- [SHORT TASK]:
Could you set out the lines of the items below as a JSON list of strings, one string per line and blank lines left out, starting with the line that contains "List all visible" and going on through the line that contains "data-point (157, 359, 165, 367)"?

- [EXERCISE MATERIAL]:
:::::
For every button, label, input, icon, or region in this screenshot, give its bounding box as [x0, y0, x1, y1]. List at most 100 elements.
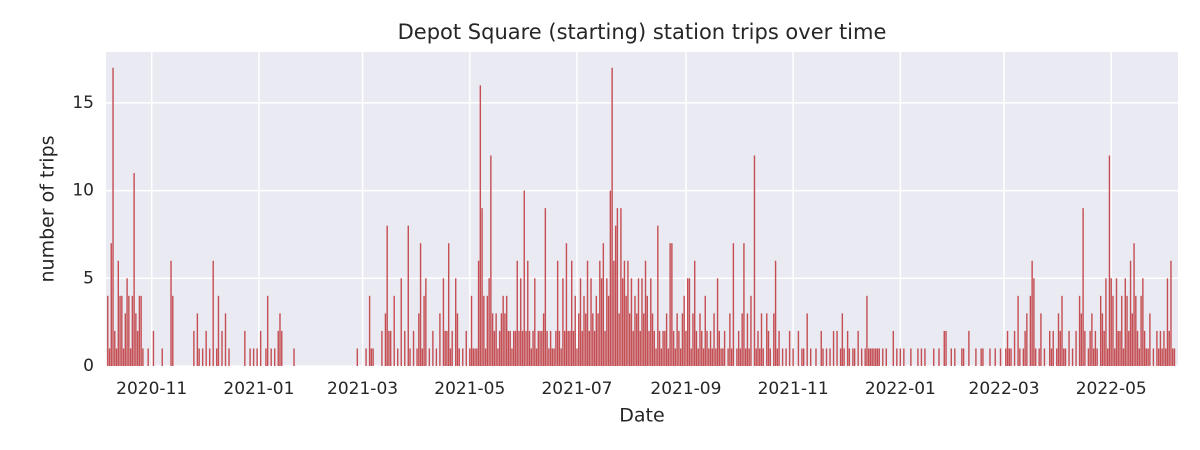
:::::
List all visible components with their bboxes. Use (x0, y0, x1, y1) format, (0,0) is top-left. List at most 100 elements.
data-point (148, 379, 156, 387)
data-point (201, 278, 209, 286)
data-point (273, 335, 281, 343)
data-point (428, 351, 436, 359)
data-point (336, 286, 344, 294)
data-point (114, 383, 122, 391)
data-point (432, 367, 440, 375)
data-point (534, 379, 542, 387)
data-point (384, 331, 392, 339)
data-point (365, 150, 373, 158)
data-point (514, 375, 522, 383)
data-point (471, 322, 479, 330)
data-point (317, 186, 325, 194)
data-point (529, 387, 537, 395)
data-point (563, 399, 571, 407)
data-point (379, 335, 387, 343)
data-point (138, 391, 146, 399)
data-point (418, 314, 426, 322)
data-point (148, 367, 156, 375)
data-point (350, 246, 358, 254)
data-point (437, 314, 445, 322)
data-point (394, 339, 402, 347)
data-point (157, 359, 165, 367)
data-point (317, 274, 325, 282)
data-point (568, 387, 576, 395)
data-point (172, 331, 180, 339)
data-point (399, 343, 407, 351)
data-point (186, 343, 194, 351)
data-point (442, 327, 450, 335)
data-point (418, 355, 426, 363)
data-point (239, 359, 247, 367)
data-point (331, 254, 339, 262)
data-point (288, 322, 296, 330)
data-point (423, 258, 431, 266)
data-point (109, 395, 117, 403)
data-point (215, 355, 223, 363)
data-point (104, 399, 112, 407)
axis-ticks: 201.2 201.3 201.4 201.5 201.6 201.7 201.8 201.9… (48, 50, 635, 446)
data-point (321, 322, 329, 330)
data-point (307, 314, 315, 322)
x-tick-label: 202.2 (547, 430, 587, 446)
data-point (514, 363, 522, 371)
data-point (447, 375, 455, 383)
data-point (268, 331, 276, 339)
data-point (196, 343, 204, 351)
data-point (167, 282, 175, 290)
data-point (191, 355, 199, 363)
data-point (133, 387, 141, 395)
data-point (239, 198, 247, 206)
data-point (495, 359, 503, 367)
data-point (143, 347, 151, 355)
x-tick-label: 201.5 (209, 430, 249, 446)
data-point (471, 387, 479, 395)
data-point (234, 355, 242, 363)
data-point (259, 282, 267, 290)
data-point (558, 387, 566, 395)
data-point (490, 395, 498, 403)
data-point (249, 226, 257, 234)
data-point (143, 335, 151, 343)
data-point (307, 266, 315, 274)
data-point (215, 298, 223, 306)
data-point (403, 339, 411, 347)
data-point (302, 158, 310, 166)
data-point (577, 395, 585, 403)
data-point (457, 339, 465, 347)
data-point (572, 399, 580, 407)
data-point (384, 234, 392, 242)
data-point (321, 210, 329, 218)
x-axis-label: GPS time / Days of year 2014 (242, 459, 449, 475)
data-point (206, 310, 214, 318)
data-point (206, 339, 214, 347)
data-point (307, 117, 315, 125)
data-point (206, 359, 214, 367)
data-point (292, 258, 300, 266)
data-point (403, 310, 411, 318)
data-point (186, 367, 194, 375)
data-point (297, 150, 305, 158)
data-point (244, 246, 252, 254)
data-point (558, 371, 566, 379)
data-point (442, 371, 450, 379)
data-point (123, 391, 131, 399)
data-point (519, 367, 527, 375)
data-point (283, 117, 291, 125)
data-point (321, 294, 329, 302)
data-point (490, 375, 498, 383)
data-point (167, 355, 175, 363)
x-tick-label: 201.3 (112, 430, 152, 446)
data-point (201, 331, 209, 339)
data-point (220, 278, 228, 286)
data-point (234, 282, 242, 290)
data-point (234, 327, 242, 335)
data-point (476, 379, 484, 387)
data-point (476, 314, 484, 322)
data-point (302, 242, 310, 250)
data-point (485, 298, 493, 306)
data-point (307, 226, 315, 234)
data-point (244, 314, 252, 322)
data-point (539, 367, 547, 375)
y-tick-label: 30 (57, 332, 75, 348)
:::::
- [RIGHT ANSWER]:
[
  "List all visible components with their bboxes. Use (x0, y0, x1, y1) format, (0,0) is top-left. List at most 100 elements.",
  "data-point (148, 379, 156, 387)",
  "data-point (201, 278, 209, 286)",
  "data-point (273, 335, 281, 343)",
  "data-point (428, 351, 436, 359)",
  "data-point (336, 286, 344, 294)",
  "data-point (114, 383, 122, 391)",
  "data-point (432, 367, 440, 375)",
  "data-point (534, 379, 542, 387)",
  "data-point (384, 331, 392, 339)",
  "data-point (365, 150, 373, 158)",
  "data-point (514, 375, 522, 383)",
  "data-point (471, 322, 479, 330)",
  "data-point (317, 186, 325, 194)",
  "data-point (529, 387, 537, 395)",
  "data-point (563, 399, 571, 407)",
  "data-point (379, 335, 387, 343)",
  "data-point (138, 391, 146, 399)",
  "data-point (418, 314, 426, 322)",
  "data-point (148, 367, 156, 375)",
  "data-point (350, 246, 358, 254)",
  "data-point (437, 314, 445, 322)",
  "data-point (394, 339, 402, 347)",
  "data-point (157, 359, 165, 367)"
]